* WHAT IS REQUIRED
Scan the records below for lines with the word "الزيادة", then state how many you find and nothing else.

* * *

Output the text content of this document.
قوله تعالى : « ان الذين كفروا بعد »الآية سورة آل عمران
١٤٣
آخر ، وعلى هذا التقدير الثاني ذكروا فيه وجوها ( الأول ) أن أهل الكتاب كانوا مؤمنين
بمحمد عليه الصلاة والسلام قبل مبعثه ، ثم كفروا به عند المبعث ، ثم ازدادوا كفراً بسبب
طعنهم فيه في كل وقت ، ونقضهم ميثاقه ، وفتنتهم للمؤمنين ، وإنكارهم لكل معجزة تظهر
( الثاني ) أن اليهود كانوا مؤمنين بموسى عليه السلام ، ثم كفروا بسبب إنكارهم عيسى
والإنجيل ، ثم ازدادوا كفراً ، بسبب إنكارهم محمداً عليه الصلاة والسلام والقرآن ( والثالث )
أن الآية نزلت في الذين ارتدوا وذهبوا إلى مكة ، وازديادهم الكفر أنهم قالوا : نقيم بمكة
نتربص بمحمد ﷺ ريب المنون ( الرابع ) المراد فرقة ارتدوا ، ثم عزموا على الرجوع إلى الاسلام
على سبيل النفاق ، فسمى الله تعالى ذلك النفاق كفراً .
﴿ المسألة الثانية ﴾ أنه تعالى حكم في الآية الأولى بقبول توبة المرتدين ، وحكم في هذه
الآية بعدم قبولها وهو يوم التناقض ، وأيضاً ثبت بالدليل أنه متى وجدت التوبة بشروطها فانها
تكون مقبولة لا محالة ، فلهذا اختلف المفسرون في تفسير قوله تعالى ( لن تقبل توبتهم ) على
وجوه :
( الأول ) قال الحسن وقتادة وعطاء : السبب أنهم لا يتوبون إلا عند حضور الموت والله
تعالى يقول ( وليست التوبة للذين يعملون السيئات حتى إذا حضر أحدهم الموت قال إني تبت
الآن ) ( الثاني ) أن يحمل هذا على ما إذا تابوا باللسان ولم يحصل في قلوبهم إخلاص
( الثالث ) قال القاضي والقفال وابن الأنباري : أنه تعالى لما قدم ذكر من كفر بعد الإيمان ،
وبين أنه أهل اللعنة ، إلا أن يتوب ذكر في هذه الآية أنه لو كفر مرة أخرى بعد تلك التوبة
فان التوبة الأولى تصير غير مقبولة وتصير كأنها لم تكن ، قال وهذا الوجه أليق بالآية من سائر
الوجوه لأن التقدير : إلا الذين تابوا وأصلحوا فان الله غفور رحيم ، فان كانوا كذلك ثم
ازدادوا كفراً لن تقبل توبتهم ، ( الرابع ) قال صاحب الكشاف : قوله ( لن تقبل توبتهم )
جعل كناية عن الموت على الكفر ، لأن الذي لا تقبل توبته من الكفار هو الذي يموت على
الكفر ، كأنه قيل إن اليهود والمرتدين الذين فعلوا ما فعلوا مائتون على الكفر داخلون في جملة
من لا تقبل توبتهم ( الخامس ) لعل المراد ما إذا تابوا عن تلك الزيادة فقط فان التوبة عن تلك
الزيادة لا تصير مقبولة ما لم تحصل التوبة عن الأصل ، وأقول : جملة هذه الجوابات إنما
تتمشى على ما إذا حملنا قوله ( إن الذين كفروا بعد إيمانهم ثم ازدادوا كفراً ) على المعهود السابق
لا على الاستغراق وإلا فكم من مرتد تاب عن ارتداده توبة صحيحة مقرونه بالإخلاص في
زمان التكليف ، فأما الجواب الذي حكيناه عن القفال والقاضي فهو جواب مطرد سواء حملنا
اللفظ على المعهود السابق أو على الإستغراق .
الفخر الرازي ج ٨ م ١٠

* * *

* TASK RESULT
2